▸ **Dataset rows**

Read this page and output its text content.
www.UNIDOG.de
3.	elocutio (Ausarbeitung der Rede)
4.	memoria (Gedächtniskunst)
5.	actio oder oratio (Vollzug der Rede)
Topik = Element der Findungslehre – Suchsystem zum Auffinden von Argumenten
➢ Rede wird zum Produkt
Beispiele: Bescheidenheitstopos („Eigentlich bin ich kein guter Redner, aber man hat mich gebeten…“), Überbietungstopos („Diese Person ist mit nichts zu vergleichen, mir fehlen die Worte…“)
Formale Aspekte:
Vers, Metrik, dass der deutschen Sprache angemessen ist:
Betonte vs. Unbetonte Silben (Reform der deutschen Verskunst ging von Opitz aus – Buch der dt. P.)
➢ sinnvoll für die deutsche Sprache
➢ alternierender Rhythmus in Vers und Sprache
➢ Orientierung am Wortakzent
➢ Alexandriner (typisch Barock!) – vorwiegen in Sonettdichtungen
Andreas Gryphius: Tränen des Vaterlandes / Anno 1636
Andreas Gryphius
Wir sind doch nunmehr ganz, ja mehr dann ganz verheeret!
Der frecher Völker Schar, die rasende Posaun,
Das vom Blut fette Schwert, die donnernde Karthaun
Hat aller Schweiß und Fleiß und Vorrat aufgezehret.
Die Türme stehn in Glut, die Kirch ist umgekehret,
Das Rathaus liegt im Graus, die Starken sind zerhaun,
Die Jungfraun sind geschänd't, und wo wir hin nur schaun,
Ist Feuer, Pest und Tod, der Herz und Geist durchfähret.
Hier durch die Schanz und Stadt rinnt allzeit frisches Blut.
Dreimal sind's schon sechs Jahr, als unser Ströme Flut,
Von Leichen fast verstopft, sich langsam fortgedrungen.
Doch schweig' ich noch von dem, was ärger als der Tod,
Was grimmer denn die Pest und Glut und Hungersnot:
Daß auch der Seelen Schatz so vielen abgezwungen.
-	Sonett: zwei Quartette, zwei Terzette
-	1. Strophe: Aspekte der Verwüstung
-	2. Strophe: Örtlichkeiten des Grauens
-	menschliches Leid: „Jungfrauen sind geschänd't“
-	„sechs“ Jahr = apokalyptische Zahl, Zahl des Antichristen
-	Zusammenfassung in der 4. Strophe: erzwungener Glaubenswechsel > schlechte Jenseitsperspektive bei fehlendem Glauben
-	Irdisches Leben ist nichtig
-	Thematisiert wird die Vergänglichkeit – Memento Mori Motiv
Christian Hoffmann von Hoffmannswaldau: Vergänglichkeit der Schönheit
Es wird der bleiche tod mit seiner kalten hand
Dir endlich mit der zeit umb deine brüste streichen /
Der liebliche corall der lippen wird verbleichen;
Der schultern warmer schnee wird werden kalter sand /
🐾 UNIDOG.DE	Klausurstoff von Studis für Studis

▸ **Description of the task**
Give all the entries again exactly; leave none out.

▸ **Final answer**
Read this page and output its text content.
www.UNIDOG.de
3.	elocutio (Ausarbeitung der Rede)
4.	memoria (Gedächtniskunst)
5.	actio oder oratio (Vollzug der Rede)
Topik = Element der Findungslehre – Suchsystem zum Auffinden von Argumenten
➢ Rede wird zum Produkt
Beispiele: Bescheidenheitstopos („Eigentlich bin ich kein guter Redner, aber man hat mich gebeten…“), Überbietungstopos („Diese Person ist mit nichts zu vergleichen, mir fehlen die Worte…“)
Formale Aspekte:
Vers, Metrik, dass der deutschen Sprache angemessen ist:
Betonte vs. Unbetonte Silben (Reform der deutschen Verskunst ging von Opitz aus – Buch der dt. P.)
➢ sinnvoll für die deutsche Sprache
➢ alternierender Rhythmus in Vers und Sprache
➢ Orientierung am Wortakzent
➢ Alexandriner (typisch Barock!) – vorwiegen in Sonettdichtungen
Andreas Gryphius: Tränen des Vaterlandes / Anno 1636
Andreas Gryphius
Wir sind doch nunmehr ganz, ja mehr dann ganz verheeret!
Der frecher Völker Schar, die rasende Posaun,
Das vom Blut fette Schwert, die donnernde Karthaun
Hat aller Schweiß und Fleiß und Vorrat aufgezehret.
Die Türme stehn in Glut, die Kirch ist umgekehret,
Das Rathaus liegt im Graus, die Starken sind zerhaun,
Die Jungfraun sind geschänd't, und wo wir hin nur schaun,
Ist Feuer, Pest und Tod, der Herz und Geist durchfähret.
Hier durch die Schanz und Stadt rinnt allzeit frisches Blut.
Dreimal sind's schon sechs Jahr, als unser Ströme Flut,
Von Leichen fast verstopft, sich langsam fortgedrungen.
Doch schweig' ich noch von dem, was ärger als der Tod,
Was grimmer denn die Pest und Glut und Hungersnot:
Daß auch der Seelen Schatz so vielen abgezwungen.
-	Sonett: zwei Quartette, zwei Terzette
-	1. Strophe: Aspekte der Verwüstung
-	2. Strophe: Örtlichkeiten des Grauens
-	menschliches Leid: „Jungfrauen sind geschänd't“
-	„sechs“ Jahr = apokalyptische Zahl, Zahl des Antichristen
-	Zusammenfassung in der 4. Strophe: erzwungener Glaubenswechsel > schlechte Jenseitsperspektive bei fehlendem Glauben
-	Irdisches Leben ist nichtig
-	Thematisiert wird die Vergänglichkeit – Memento Mori Motiv
Christian Hoffmann von Hoffmannswaldau: Vergänglichkeit der Schönheit
Es wird der bleiche tod mit seiner kalten hand
Dir endlich mit der zeit umb deine brüste streichen /
Der liebliche corall der lippen wird verbleichen;
Der schultern warmer schnee wird werden kalter sand /
🐾 UNIDOG.DE	Klausurstoff von Studis für Studis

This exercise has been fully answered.